____ DATA SUPPLIED

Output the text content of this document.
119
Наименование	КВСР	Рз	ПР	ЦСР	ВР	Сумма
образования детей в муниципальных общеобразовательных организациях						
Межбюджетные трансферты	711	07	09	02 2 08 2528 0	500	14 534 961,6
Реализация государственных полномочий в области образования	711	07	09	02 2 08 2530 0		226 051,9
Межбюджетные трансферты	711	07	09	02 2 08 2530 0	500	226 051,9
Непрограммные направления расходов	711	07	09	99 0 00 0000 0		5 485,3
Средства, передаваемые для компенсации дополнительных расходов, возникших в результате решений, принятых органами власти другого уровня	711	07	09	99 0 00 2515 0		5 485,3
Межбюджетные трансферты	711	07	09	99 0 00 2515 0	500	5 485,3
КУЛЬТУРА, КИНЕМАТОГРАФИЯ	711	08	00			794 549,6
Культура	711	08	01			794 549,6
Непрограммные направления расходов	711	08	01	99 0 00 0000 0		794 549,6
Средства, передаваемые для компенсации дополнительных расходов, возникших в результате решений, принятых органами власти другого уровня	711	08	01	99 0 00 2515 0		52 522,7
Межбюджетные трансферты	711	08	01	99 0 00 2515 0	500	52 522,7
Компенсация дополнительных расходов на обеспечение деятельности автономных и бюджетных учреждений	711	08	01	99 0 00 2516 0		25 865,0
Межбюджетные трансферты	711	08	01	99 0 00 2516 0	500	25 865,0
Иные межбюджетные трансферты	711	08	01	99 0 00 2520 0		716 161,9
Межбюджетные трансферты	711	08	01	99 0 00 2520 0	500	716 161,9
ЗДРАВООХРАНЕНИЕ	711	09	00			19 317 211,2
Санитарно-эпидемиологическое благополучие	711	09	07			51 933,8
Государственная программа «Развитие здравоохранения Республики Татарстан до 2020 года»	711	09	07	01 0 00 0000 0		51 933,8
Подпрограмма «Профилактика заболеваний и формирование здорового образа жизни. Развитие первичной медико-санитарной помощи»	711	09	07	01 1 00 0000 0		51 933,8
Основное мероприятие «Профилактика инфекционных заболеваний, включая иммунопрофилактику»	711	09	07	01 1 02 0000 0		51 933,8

________

→ EXERCISE AIM:
Emit the full listing verbatim.

→ WRITTEN RESPONSE:
Output the text content of this document.
119
Наименование	КВСР	Рз	ПР	ЦСР	ВР	Сумма
образования детей в муниципальных общеобразовательных организациях						
Межбюджетные трансферты	711	07	09	02 2 08 2528 0	500	14 534 961,6
Реализация государственных полномочий в области образования	711	07	09	02 2 08 2530 0		226 051,9
Межбюджетные трансферты	711	07	09	02 2 08 2530 0	500	226 051,9
Непрограммные направления расходов	711	07	09	99 0 00 0000 0		5 485,3
Средства, передаваемые для компенсации дополнительных расходов, возникших в результате решений, принятых органами власти другого уровня	711	07	09	99 0 00 2515 0		5 485,3
Межбюджетные трансферты	711	07	09	99 0 00 2515 0	500	5 485,3
КУЛЬТУРА, КИНЕМАТОГРАФИЯ	711	08	00			794 549,6
Культура	711	08	01			794 549,6
Непрограммные направления расходов	711	08	01	99 0 00 0000 0		794 549,6
Средства, передаваемые для компенсации дополнительных расходов, возникших в результате решений, принятых органами власти другого уровня	711	08	01	99 0 00 2515 0		52 522,7
Межбюджетные трансферты	711	08	01	99 0 00 2515 0	500	52 522,7
Компенсация дополнительных расходов на обеспечение деятельности автономных и бюджетных учреждений	711	08	01	99 0 00 2516 0		25 865,0
Межбюджетные трансферты	711	08	01	99 0 00 2516 0	500	25 865,0
Иные межбюджетные трансферты	711	08	01	99 0 00 2520 0		716 161,9
Межбюджетные трансферты	711	08	01	99 0 00 2520 0	500	716 161,9
ЗДРАВООХРАНЕНИЕ	711	09	00			19 317 211,2
Санитарно-эпидемиологическое благополучие	711	09	07			51 933,8
Государственная программа «Развитие здравоохранения Республики Татарстан до 2020 года»	711	09	07	01 0 00 0000 0		51 933,8
Подпрограмма «Профилактика заболеваний и формирование здорового образа жизни. Развитие первичной медико-санитарной помощи»	711	09	07	01 1 00 0000 0		51 933,8
Основное мероприятие «Профилактика инфекционных заболеваний, включая иммунопрофилактику»	711	09	07	01 1 02 0000 0		51 933,8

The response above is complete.